▶ _Work to complete_:
Every line of the material is to be quoted verbatim, minus the pictures.

-=-=-

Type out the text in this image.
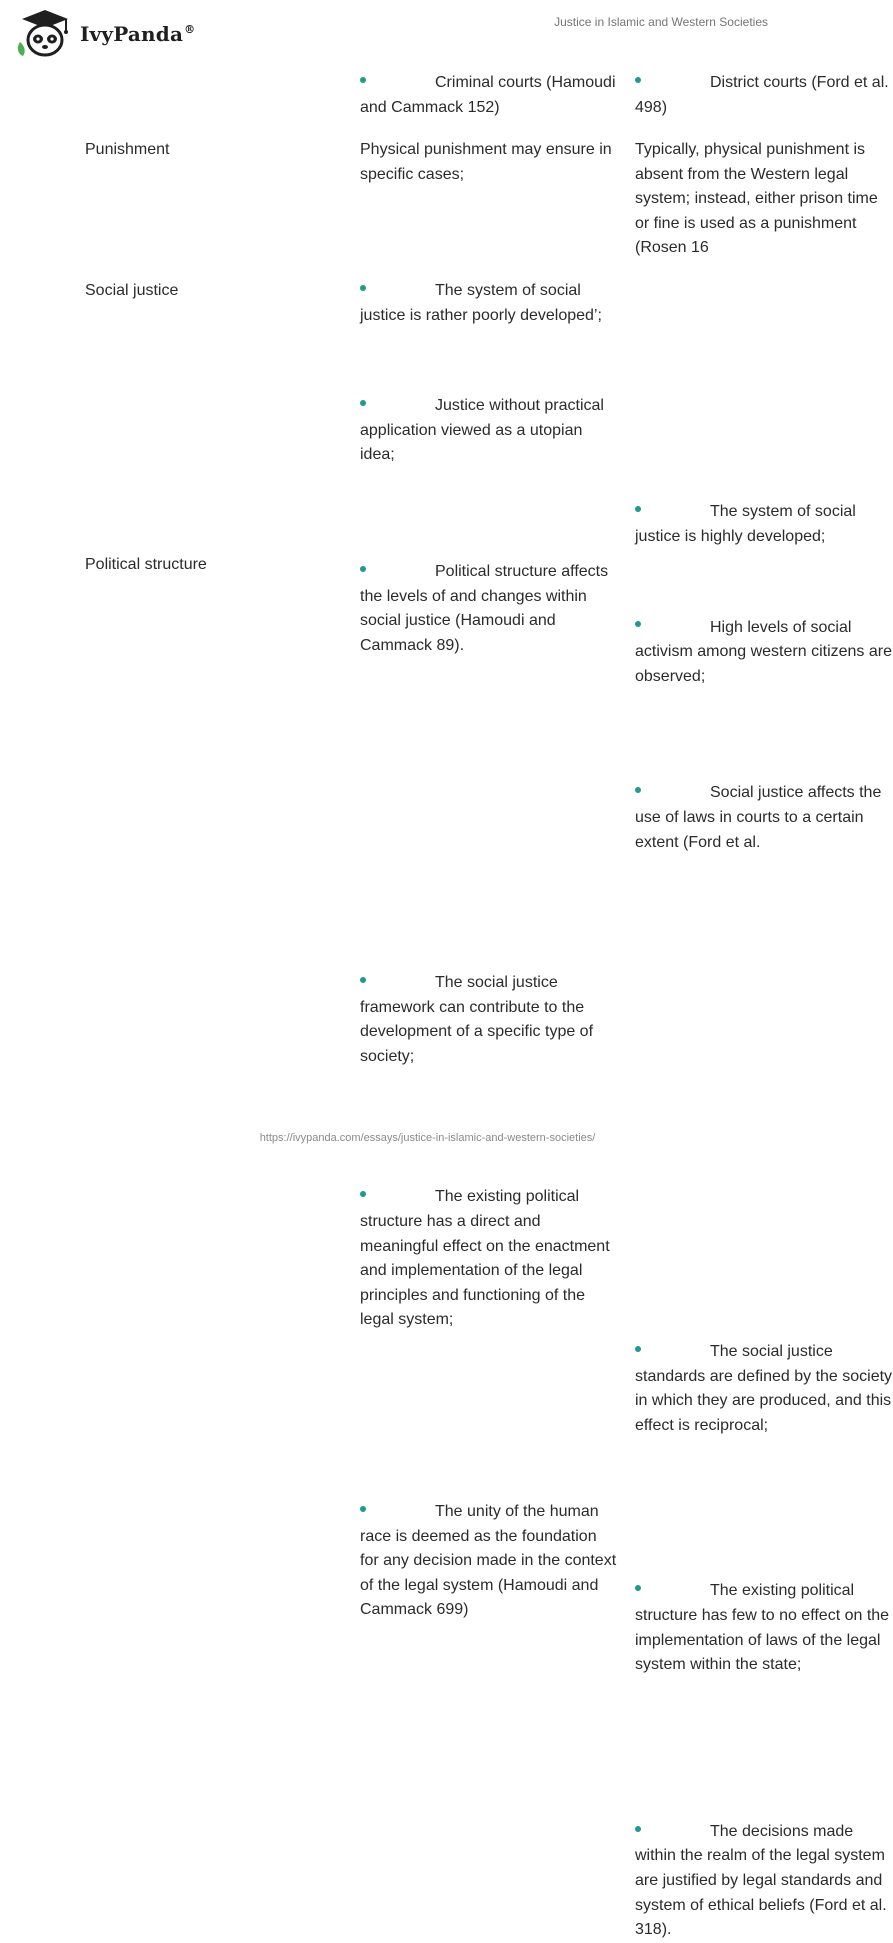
IvyPanda®
Justice in Islamic and Western Societies
Criminal courts (Hamoudi and Cammack 152)
District courts (Ford et al. 498)
Punishment	Physical punishment may ensure in specific cases;
Typically, physical punishment is absent from the Western legal system; instead, either prison time or fine is used as a punishment (Rosen 16
Social justice	The system of social justice is rather poorly developed’;
Justice without practical application viewed as a utopian idea;
Political structure affects the levels of and changes within social justice (Hamoudi and Cammack 89).
The system of social justice is highly developed;
High levels of social activism among western citizens are observed;
Social justice affects the use of laws in courts to a certain extent (Ford et al.
Political structure
The social justice framework can contribute to the development of a specific type of society;
The existing political structure has a direct and meaningful effect on the enactment and implementation of the legal principles and functioning of the legal system;
The unity of the human race is deemed as the foundation for any decision made in the context of the legal system (Hamoudi and Cammack 699)
The social justice standards are defined by the society in which they are produced, and this effect is reciprocal;
The existing political structure has few to no effect on the implementation of laws of the legal system within the state;
The decisions made within the realm of the legal system are justified by legal standards and system of ethical beliefs (Ford et al. 318).
https://ivypanda.com/essays/justice-in-islamic-and-western-societies/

-=-=-

▶ _Exercise answer_:
Type out the text in this image.
IvyPanda®
Justice in Islamic and Western Societies
Criminal courts (Hamoudi and Cammack 152)
District courts (Ford et al. 498)
Punishment	Physical punishment may ensure in specific cases;
Typically, physical punishment is absent from the Western legal system; instead, either prison time or fine is used as a punishment (Rosen 16
Social justice	The system of social justice is rather poorly developed’;
Justice without practical application viewed as a utopian idea;
Political structure affects the levels of and changes within social justice (Hamoudi and Cammack 89).
The system of social justice is highly developed;
High levels of social activism among western citizens are observed;
Social justice affects the use of laws in courts to a certain extent (Ford et al.
Political structure
The social justice framework can contribute to the development of a specific type of society;
The existing political structure has a direct and meaningful effect on the enactment and implementation of the legal principles and functioning of the legal system;
The unity of the human race is deemed as the foundation for any decision made in the context of the legal system (Hamoudi and Cammack 699)
The social justice standards are defined by the society in which they are produced, and this effect is reciprocal;
The existing political structure has few to no effect on the implementation of laws of the legal system within the state;
The decisions made within the realm of the legal system are justified by legal standards and system of ethical beliefs (Ford et al. 318).
https://ivypanda.com/essays/justice-in-islamic-and-western-societies/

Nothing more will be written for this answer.